§ The exercise
Repeat everything in the material exactly.

§ Supplied entries
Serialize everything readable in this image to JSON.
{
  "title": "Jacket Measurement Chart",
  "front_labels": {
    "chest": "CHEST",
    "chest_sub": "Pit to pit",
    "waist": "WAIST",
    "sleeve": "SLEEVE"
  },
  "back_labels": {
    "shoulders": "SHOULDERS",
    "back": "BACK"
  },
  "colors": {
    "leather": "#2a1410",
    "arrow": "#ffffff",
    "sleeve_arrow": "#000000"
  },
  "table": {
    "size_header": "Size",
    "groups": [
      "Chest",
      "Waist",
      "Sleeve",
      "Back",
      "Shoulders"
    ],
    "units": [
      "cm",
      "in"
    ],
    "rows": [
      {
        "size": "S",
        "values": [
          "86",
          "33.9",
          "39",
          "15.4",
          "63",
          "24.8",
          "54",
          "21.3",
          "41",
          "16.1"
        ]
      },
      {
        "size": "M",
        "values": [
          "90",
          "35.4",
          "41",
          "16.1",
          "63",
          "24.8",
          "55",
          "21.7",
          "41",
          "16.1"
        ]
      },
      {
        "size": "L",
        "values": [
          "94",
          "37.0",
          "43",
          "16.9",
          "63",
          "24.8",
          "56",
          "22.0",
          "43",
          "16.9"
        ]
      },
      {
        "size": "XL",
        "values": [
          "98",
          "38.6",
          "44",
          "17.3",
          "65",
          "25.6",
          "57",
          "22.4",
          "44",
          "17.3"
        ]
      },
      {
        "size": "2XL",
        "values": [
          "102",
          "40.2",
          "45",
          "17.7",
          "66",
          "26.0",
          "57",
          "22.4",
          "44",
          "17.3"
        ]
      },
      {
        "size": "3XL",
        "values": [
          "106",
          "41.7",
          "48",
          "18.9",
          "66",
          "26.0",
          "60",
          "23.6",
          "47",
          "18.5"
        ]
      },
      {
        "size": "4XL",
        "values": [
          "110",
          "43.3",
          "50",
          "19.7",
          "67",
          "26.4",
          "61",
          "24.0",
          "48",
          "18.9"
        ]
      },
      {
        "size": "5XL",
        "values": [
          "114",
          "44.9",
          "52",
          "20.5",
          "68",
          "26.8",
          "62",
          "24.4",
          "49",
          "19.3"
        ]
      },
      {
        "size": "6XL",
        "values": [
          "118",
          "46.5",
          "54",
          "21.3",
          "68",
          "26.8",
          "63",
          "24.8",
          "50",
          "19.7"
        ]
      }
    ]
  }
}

§ Task response
Serialize everything readable in this image to JSON.
{
  "title": "Jacket Measurement Chart",
  "front_labels": {
    "chest": "CHEST",
    "chest_sub": "Pit to pit",
    "waist": "WAIST",
    "sleeve": "SLEEVE"
  },
  "back_labels": {
    "shoulders": "SHOULDERS",
    "back": "BACK"
  },
  "colors": {
    "leather": "#2a1410",
    "arrow": "#ffffff",
    "sleeve_arrow": "#000000"
  },
  "table": {
    "size_header": "Size",
    "groups": [
      "Chest",
      "Waist",
      "Sleeve",
      "Back",
      "Shoulders"
    ],
    "units": [
      "cm",
      "in"
    ],
    "rows": [
      {
        "size": "S",
        "values": [
          "86",
          "33.9",
          "39",
          "15.4",
          "63",
          "24.8",
          "54",
          "21.3",
          "41",
          "16.1"
        ]
      },
      {
        "size": "M",
        "values": [
          "90",
          "35.4",
          "41",
          "16.1",
          "63",
          "24.8",
          "55",
          "21.7",
          "41",
          "16.1"
        ]
      },
      {
        "size": "L",
        "values": [
          "94",
          "37.0",
          "43",
          "16.9",
          "63",
          "24.8",
          "56",
          "22.0",
          "43",
          "16.9"
        ]
      },
      {
        "size": "XL",
        "values": [
          "98",
          "38.6",
          "44",
          "17.3",
          "65",
          "25.6",
          "57",
          "22.4",
          "44",
          "17.3"
        ]
      },
      {
        "size": "2XL",
        "values": [
          "102",
          "40.2",
          "45",
          "17.7",
          "66",
          "26.0",
          "57",
          "22.4",
          "44",
          "17.3"
        ]
      },
      {
        "size": "3XL",
        "values": [
          "106",
          "41.7",
          "48",
          "18.9",
          "66",
          "26.0",
          "60",
          "23.6",
          "47",
          "18.5"
        ]
      },
      {
        "size": "4XL",
        "values": [
          "110",
          "43.3",
          "50",
          "19.7",
          "67",
          "26.4",
          "61",
          "24.0",
          "48",
          "18.9"
        ]
      },
      {
        "size": "5XL",
        "values": [
          "114",
          "44.9",
          "52",
          "20.5",
          "68",
          "26.8",
          "62",
          "24.4",
          "49",
          "19.3"
        ]
      },
      {
        "size": "6XL",
        "values": [
          "118",
          "46.5",
          "54",
          "21.3",
          "68",
          "26.8",
          "63",
          "24.8",
          "50",
          "19.7"
        ]
      }
    ]
  }
}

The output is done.